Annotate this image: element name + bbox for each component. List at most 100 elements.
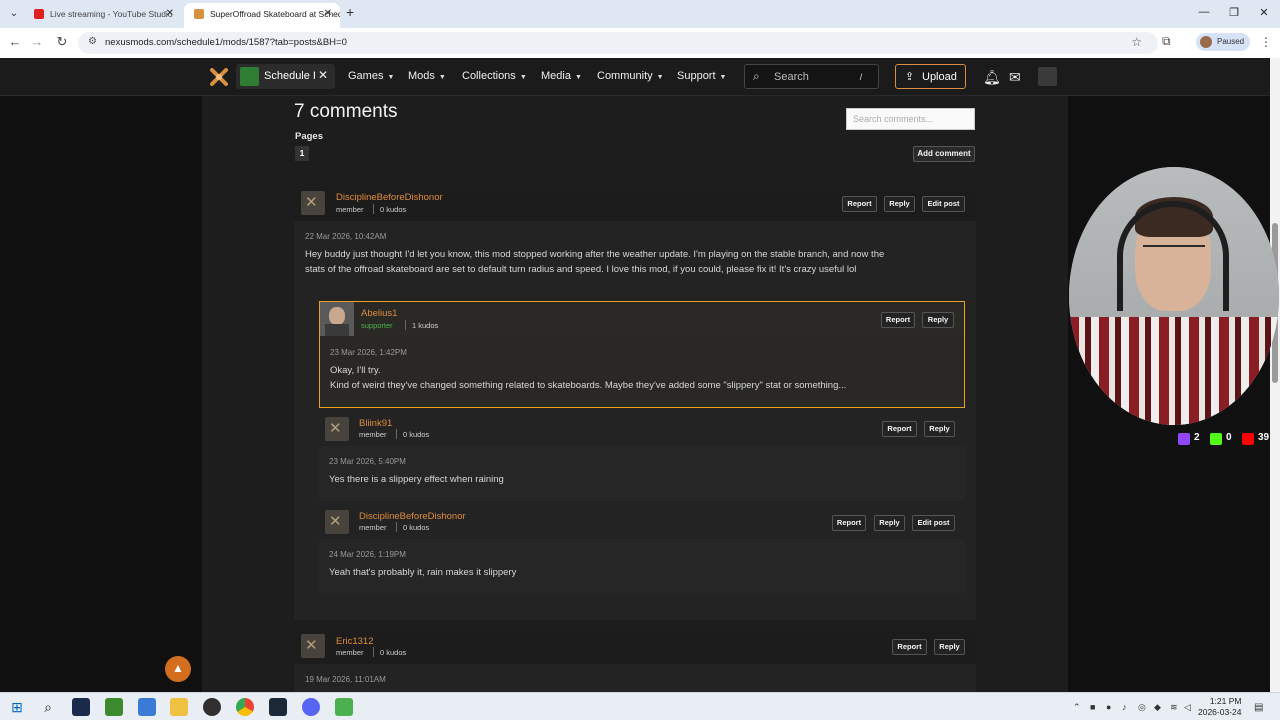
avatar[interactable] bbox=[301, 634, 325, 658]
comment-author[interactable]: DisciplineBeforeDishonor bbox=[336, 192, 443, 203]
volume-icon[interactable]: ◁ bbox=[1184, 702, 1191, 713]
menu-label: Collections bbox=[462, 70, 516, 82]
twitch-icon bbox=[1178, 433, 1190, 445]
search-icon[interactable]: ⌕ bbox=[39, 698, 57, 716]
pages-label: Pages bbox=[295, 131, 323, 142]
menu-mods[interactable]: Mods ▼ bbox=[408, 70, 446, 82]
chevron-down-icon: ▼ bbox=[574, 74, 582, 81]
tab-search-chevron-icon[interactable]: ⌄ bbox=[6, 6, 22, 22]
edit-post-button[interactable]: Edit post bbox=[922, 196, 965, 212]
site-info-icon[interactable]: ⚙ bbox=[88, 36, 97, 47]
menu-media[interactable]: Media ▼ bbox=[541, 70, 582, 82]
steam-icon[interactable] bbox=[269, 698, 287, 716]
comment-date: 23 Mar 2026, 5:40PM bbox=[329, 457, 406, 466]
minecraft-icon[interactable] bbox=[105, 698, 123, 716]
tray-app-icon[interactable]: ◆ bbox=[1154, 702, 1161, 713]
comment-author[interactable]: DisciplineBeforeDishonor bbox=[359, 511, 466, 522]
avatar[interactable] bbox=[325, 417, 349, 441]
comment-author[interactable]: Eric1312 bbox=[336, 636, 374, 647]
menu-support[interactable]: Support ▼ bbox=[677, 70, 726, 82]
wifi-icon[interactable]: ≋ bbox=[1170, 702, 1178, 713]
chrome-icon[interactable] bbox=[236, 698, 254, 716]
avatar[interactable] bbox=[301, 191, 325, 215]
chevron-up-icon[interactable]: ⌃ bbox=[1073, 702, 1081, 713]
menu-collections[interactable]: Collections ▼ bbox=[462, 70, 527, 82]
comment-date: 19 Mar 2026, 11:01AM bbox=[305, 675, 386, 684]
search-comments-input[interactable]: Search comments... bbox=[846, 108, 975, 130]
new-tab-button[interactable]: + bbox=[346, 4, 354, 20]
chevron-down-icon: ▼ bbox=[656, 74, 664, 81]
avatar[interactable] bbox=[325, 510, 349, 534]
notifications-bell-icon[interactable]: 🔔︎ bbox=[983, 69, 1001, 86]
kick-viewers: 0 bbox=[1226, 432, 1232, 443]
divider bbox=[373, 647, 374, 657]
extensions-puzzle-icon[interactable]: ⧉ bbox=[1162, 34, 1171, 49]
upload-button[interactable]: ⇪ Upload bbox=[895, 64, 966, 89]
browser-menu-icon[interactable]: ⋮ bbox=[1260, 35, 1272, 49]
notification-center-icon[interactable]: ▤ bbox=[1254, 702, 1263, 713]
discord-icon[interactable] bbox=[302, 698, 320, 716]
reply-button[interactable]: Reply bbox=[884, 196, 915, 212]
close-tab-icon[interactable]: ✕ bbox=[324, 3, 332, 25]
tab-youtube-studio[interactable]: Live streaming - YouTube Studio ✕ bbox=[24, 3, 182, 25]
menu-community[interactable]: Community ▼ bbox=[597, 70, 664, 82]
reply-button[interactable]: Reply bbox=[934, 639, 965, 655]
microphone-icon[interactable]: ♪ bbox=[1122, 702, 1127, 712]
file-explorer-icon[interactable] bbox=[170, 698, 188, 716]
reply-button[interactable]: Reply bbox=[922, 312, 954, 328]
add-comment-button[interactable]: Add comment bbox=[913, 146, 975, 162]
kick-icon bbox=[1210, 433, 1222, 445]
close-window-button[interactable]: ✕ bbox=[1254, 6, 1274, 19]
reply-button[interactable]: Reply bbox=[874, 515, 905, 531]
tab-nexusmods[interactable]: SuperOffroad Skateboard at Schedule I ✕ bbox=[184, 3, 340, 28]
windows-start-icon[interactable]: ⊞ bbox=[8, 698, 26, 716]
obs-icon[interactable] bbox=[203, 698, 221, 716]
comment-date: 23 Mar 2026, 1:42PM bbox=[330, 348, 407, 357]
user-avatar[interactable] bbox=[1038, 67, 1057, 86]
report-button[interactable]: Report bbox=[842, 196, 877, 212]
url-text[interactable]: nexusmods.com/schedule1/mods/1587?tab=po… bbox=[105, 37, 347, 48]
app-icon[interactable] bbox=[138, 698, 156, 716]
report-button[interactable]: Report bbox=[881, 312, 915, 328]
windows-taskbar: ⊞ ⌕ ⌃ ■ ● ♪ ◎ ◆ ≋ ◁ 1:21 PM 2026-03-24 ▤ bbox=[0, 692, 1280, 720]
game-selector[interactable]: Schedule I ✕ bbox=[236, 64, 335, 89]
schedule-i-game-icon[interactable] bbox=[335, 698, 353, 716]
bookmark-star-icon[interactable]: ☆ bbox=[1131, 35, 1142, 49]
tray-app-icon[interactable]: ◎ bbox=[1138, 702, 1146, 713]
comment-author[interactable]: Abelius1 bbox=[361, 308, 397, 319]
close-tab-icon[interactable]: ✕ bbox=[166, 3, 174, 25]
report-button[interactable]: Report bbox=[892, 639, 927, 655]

=-=-=

▶ [WHAT YOU ARE ASKED TO DO] Write out the lines above word for word, omitting the picture.

▶ [FINISHED EXERCISE]
Annotate this image: element name + bbox for each component. List at most 100 elements.
avatar[interactable] bbox=[301, 634, 325, 658]
comment-author[interactable]: DisciplineBeforeDishonor bbox=[336, 192, 443, 203]
volume-icon[interactable]: ◁ bbox=[1184, 702, 1191, 713]
menu-label: Collections bbox=[462, 70, 516, 82]
twitch-icon bbox=[1178, 433, 1190, 445]
search-icon[interactable]: ⌕ bbox=[39, 698, 57, 716]
pages-label: Pages bbox=[295, 131, 323, 142]
menu-mods[interactable]: Mods ▼ bbox=[408, 70, 446, 82]
chevron-down-icon: ▼ bbox=[574, 74, 582, 81]
tab-search-chevron-icon[interactable]: ⌄ bbox=[6, 6, 22, 22]
edit-post-button[interactable]: Edit post bbox=[922, 196, 965, 212]
site-info-icon[interactable]: ⚙ bbox=[88, 36, 97, 47]
menu-media[interactable]: Media ▼ bbox=[541, 70, 582, 82]
steam-icon[interactable] bbox=[269, 698, 287, 716]
comment-date: 23 Mar 2026, 5:40PM bbox=[329, 457, 406, 466]
minecraft-icon[interactable] bbox=[105, 698, 123, 716]
tray-app-icon[interactable]: ◆ bbox=[1154, 702, 1161, 713]
comment-author[interactable]: DisciplineBeforeDishonor bbox=[359, 511, 466, 522]
avatar[interactable] bbox=[325, 417, 349, 441]
comment-author[interactable]: Eric1312 bbox=[336, 636, 374, 647]
menu-support[interactable]: Support ▼ bbox=[677, 70, 726, 82]
wifi-icon[interactable]: ≋ bbox=[1170, 702, 1178, 713]
chrome-icon[interactable] bbox=[236, 698, 254, 716]
avatar[interactable] bbox=[301, 191, 325, 215]
chevron-up-icon[interactable]: ⌃ bbox=[1073, 702, 1081, 713]
menu-collections[interactable]: Collections ▼ bbox=[462, 70, 527, 82]
comment-date: 19 Mar 2026, 11:01AM bbox=[305, 675, 386, 684]
search-comments-input[interactable]: Search comments... bbox=[846, 108, 975, 130]
new-tab-button[interactable]: + bbox=[346, 4, 354, 20]
chevron-down-icon: ▼ bbox=[656, 74, 664, 81]
avatar[interactable] bbox=[325, 510, 349, 534]
notifications-bell-icon[interactable]: 🔔︎ bbox=[983, 69, 1001, 86]
kick-viewers: 0 bbox=[1226, 432, 1232, 443]
divider bbox=[373, 647, 374, 657]
extensions-puzzle-icon[interactable]: ⧉ bbox=[1162, 34, 1171, 49]
upload-button[interactable]: ⇪ Upload bbox=[895, 64, 966, 89]
browser-menu-icon[interactable]: ⋮ bbox=[1260, 35, 1272, 49]
notification-center-icon[interactable]: ▤ bbox=[1254, 702, 1263, 713]
discord-icon[interactable] bbox=[302, 698, 320, 716]
reply-button[interactable]: Reply bbox=[884, 196, 915, 212]
close-tab-icon[interactable]: ✕ bbox=[324, 3, 332, 25]
tab-youtube-studio[interactable]: Live streaming - YouTube Studio ✕ bbox=[24, 3, 182, 25]
menu-community[interactable]: Community ▼ bbox=[597, 70, 664, 82]
reply-button[interactable]: Reply bbox=[934, 639, 965, 655]
microphone-icon[interactable]: ♪ bbox=[1122, 702, 1127, 712]
file-explorer-icon[interactable] bbox=[170, 698, 188, 716]
reply-button[interactable]: Reply bbox=[922, 312, 954, 328]
add-comment-button[interactable]: Add comment bbox=[913, 146, 975, 162]
kick-icon bbox=[1210, 433, 1222, 445]
close-window-button[interactable]: ✕ bbox=[1254, 6, 1274, 19]
reply-button[interactable]: Reply bbox=[874, 515, 905, 531]
tab-nexusmods[interactable]: SuperOffroad Skateboard at Schedule I ✕ bbox=[184, 3, 340, 28]
windows-start-icon[interactable]: ⊞ bbox=[8, 698, 26, 716]
obs-icon[interactable] bbox=[203, 698, 221, 716]
comment-date: 23 Mar 2026, 1:42PM bbox=[330, 348, 407, 357]
user-avatar[interactable] bbox=[1038, 67, 1057, 86]
report-button[interactable]: Report bbox=[842, 196, 877, 212]
url-text[interactable]: nexusmods.com/schedule1/mods/1587?tab=po… bbox=[105, 37, 347, 48]
app-icon[interactable] bbox=[138, 698, 156, 716]
report-button[interactable]: Report bbox=[881, 312, 915, 328]
windows-taskbar: ⊞ ⌕ ⌃ ■ ● ♪ ◎ ◆ ≋ ◁ 1:21 PM 2026-03-24 ▤ bbox=[0, 692, 1280, 720]
game-selector[interactable]: Schedule I ✕ bbox=[236, 64, 335, 89]
schedule-i-game-icon[interactable] bbox=[335, 698, 353, 716]
bookmark-star-icon[interactable]: ☆ bbox=[1131, 35, 1142, 49]
tray-app-icon[interactable]: ◎ bbox=[1138, 702, 1146, 713]
comment-author[interactable]: Abelius1 bbox=[361, 308, 397, 319]
close-tab-icon[interactable]: ✕ bbox=[166, 3, 174, 25]
report-button[interactable]: Report bbox=[892, 639, 927, 655]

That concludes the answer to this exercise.